=== Records for the exercise ===
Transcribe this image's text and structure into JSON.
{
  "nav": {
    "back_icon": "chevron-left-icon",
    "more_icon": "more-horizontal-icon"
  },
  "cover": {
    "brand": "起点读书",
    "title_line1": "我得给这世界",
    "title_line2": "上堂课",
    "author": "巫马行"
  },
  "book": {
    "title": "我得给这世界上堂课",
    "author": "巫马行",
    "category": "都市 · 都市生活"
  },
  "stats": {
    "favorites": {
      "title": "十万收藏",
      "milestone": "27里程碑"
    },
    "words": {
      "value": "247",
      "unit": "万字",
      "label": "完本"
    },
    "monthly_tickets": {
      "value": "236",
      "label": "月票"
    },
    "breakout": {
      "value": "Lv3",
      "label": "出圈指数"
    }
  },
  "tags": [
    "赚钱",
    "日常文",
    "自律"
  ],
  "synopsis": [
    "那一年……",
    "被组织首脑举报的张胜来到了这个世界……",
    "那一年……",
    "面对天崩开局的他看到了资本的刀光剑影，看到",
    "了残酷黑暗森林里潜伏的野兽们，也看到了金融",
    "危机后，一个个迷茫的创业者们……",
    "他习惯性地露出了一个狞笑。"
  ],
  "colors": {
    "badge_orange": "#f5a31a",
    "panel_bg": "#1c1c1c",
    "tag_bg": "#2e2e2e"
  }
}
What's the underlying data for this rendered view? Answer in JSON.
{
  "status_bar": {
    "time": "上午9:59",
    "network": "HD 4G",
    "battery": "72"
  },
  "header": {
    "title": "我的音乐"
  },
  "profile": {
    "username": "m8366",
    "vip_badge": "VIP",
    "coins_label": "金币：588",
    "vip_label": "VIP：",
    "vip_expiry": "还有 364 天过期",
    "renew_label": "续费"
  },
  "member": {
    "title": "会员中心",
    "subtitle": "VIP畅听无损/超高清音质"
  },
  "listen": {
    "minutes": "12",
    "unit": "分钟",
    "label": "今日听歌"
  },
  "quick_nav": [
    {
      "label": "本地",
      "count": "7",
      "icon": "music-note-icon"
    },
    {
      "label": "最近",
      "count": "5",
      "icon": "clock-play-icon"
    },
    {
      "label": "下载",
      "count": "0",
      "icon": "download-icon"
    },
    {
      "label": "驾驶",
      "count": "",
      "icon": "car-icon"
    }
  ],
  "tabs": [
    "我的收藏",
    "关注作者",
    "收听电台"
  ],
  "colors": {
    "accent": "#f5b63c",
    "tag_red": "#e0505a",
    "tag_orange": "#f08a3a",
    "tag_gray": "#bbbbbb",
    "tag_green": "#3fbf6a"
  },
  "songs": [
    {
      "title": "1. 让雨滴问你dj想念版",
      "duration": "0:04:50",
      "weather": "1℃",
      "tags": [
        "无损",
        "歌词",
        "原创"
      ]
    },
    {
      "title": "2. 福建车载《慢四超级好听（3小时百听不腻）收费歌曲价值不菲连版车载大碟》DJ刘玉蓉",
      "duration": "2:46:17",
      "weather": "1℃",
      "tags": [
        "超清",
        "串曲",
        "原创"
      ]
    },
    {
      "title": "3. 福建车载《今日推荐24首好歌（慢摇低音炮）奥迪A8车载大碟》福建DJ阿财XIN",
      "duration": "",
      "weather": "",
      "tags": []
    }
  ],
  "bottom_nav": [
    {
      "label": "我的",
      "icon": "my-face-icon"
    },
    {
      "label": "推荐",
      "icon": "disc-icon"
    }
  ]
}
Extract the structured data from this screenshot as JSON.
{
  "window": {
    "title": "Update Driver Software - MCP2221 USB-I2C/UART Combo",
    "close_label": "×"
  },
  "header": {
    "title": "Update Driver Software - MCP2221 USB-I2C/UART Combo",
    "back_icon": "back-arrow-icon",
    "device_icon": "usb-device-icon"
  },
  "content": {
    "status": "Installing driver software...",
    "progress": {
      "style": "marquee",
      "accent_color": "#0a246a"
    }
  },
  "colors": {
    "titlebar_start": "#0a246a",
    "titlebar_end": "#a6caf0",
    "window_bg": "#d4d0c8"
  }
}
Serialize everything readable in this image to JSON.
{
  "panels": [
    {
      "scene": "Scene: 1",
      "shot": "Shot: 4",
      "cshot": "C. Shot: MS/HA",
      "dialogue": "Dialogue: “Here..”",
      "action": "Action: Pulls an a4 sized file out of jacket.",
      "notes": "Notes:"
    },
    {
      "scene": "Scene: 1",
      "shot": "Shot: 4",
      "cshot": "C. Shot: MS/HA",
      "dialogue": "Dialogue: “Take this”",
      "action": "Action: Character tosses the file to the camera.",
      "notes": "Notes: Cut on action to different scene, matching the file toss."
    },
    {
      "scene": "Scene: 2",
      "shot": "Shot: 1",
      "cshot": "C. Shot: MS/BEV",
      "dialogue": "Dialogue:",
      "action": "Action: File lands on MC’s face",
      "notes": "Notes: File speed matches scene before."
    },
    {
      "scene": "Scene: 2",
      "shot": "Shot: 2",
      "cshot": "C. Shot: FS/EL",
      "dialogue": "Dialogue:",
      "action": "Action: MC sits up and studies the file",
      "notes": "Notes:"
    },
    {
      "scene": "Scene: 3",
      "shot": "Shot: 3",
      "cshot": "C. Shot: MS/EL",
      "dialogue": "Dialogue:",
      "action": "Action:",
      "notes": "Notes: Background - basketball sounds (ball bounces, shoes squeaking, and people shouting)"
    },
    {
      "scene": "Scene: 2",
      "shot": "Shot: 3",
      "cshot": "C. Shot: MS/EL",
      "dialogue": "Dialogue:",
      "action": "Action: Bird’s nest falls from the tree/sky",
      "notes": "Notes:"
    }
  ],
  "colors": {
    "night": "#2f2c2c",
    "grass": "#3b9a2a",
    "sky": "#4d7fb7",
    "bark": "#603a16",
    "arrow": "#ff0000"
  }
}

=== What to do ===
Exactly reproduce every line found in the records.

=== Complete answer ===
Transcribe this image's text and structure into JSON.
{
  "nav": {
    "back_icon": "chevron-left-icon",
    "more_icon": "more-horizontal-icon"
  },
  "cover": {
    "brand": "起点读书",
    "title_line1": "我得给这世界",
    "title_line2": "上堂课",
    "author": "巫马行"
  },
  "book": {
    "title": "我得给这世界上堂课",
    "author": "巫马行",
    "category": "都市 · 都市生活"
  },
  "stats": {
    "favorites": {
      "title": "十万收藏",
      "milestone": "27里程碑"
    },
    "words": {
      "value": "247",
      "unit": "万字",
      "label": "完本"
    },
    "monthly_tickets": {
      "value": "236",
      "label": "月票"
    },
    "breakout": {
      "value": "Lv3",
      "label": "出圈指数"
    }
  },
  "tags": [
    "赚钱",
    "日常文",
    "自律"
  ],
  "synopsis": [
    "那一年……",
    "被组织首脑举报的张胜来到了这个世界……",
    "那一年……",
    "面对天崩开局的他看到了资本的刀光剑影，看到",
    "了残酷黑暗森林里潜伏的野兽们，也看到了金融",
    "危机后，一个个迷茫的创业者们……",
    "他习惯性地露出了一个狞笑。"
  ],
  "colors": {
    "badge_orange": "#f5a31a",
    "panel_bg": "#1c1c1c",
    "tag_bg": "#2e2e2e"
  }
}
What's the underlying data for this rendered view? Answer in JSON.
{
  "status_bar": {
    "time": "上午9:59",
    "network": "HD 4G",
    "battery": "72"
  },
  "header": {
    "title": "我的音乐"
  },
  "profile": {
    "username": "m8366",
    "vip_badge": "VIP",
    "coins_label": "金币：588",
    "vip_label": "VIP：",
    "vip_expiry": "还有 364 天过期",
    "renew_label": "续费"
  },
  "member": {
    "title": "会员中心",
    "subtitle": "VIP畅听无损/超高清音质"
  },
  "listen": {
    "minutes": "12",
    "unit": "分钟",
    "label": "今日听歌"
  },
  "quick_nav": [
    {
      "label": "本地",
      "count": "7",
      "icon": "music-note-icon"
    },
    {
      "label": "最近",
      "count": "5",
      "icon": "clock-play-icon"
    },
    {
      "label": "下载",
      "count": "0",
      "icon": "download-icon"
    },
    {
      "label": "驾驶",
      "count": "",
      "icon": "car-icon"
    }
  ],
  "tabs": [
    "我的收藏",
    "关注作者",
    "收听电台"
  ],
  "colors": {
    "accent": "#f5b63c",
    "tag_red": "#e0505a",
    "tag_orange": "#f08a3a",
    "tag_gray": "#bbbbbb",
    "tag_green": "#3fbf6a"
  },
  "songs": [
    {
      "title": "1. 让雨滴问你dj想念版",
      "duration": "0:04:50",
      "weather": "1℃",
      "tags": [
        "无损",
        "歌词",
        "原创"
      ]
    },
    {
      "title": "2. 福建车载《慢四超级好听（3小时百听不腻）收费歌曲价值不菲连版车载大碟》DJ刘玉蓉",
      "duration": "2:46:17",
      "weather": "1℃",
      "tags": [
        "超清",
        "串曲",
        "原创"
      ]
    },
    {
      "title": "3. 福建车载《今日推荐24首好歌（慢摇低音炮）奥迪A8车载大碟》福建DJ阿财XIN",
      "duration": "",
      "weather": "",
      "tags": []
    }
  ],
  "bottom_nav": [
    {
      "label": "我的",
      "icon": "my-face-icon"
    },
    {
      "label": "推荐",
      "icon": "disc-icon"
    }
  ]
}
Extract the structured data from this screenshot as JSON.
{
  "window": {
    "title": "Update Driver Software - MCP2221 USB-I2C/UART Combo",
    "close_label": "×"
  },
  "header": {
    "title": "Update Driver Software - MCP2221 USB-I2C/UART Combo",
    "back_icon": "back-arrow-icon",
    "device_icon": "usb-device-icon"
  },
  "content": {
    "status": "Installing driver software...",
    "progress": {
      "style": "marquee",
      "accent_color": "#0a246a"
    }
  },
  "colors": {
    "titlebar_start": "#0a246a",
    "titlebar_end": "#a6caf0",
    "window_bg": "#d4d0c8"
  }
}
Serialize everything readable in this image to JSON.
{
  "panels": [
    {
      "scene": "Scene: 1",
      "shot": "Shot: 4",
      "cshot": "C. Shot: MS/HA",
      "dialogue": "Dialogue: “Here..”",
      "action": "Action: Pulls an a4 sized file out of jacket.",
      "notes": "Notes:"
    },
    {
      "scene": "Scene: 1",
      "shot": "Shot: 4",
      "cshot": "C. Shot: MS/HA",
      "dialogue": "Dialogue: “Take this”",
      "action": "Action: Character tosses the file to the camera.",
      "notes": "Notes: Cut on action to different scene, matching the file toss."
    },
    {
      "scene": "Scene: 2",
      "shot": "Shot: 1",
      "cshot": "C. Shot: MS/BEV",
      "dialogue": "Dialogue:",
      "action": "Action: File lands on MC’s face",
      "notes": "Notes: File speed matches scene before."
    },
    {
      "scene": "Scene: 2",
      "shot": "Shot: 2",
      "cshot": "C. Shot: FS/EL",
      "dialogue": "Dialogue:",
      "action": "Action: MC sits up and studies the file",
      "notes": "Notes:"
    },
    {
      "scene": "Scene: 3",
      "shot": "Shot: 3",
      "cshot": "C. Shot: MS/EL",
      "dialogue": "Dialogue:",
      "action": "Action:",
      "notes": "Notes: Background - basketball sounds (ball bounces, shoes squeaking, and people shouting)"
    },
    {
      "scene": "Scene: 2",
      "shot": "Shot: 3",
      "cshot": "C. Shot: MS/EL",
      "dialogue": "Dialogue:",
      "action": "Action: Bird’s nest falls from the tree/sky",
      "notes": "Notes:"
    }
  ],
  "colors": {
    "night": "#2f2c2c",
    "grass": "#3b9a2a",
    "sky": "#4d7fb7",
    "bark": "#603a16",
    "arrow": "#ff0000"
  }
}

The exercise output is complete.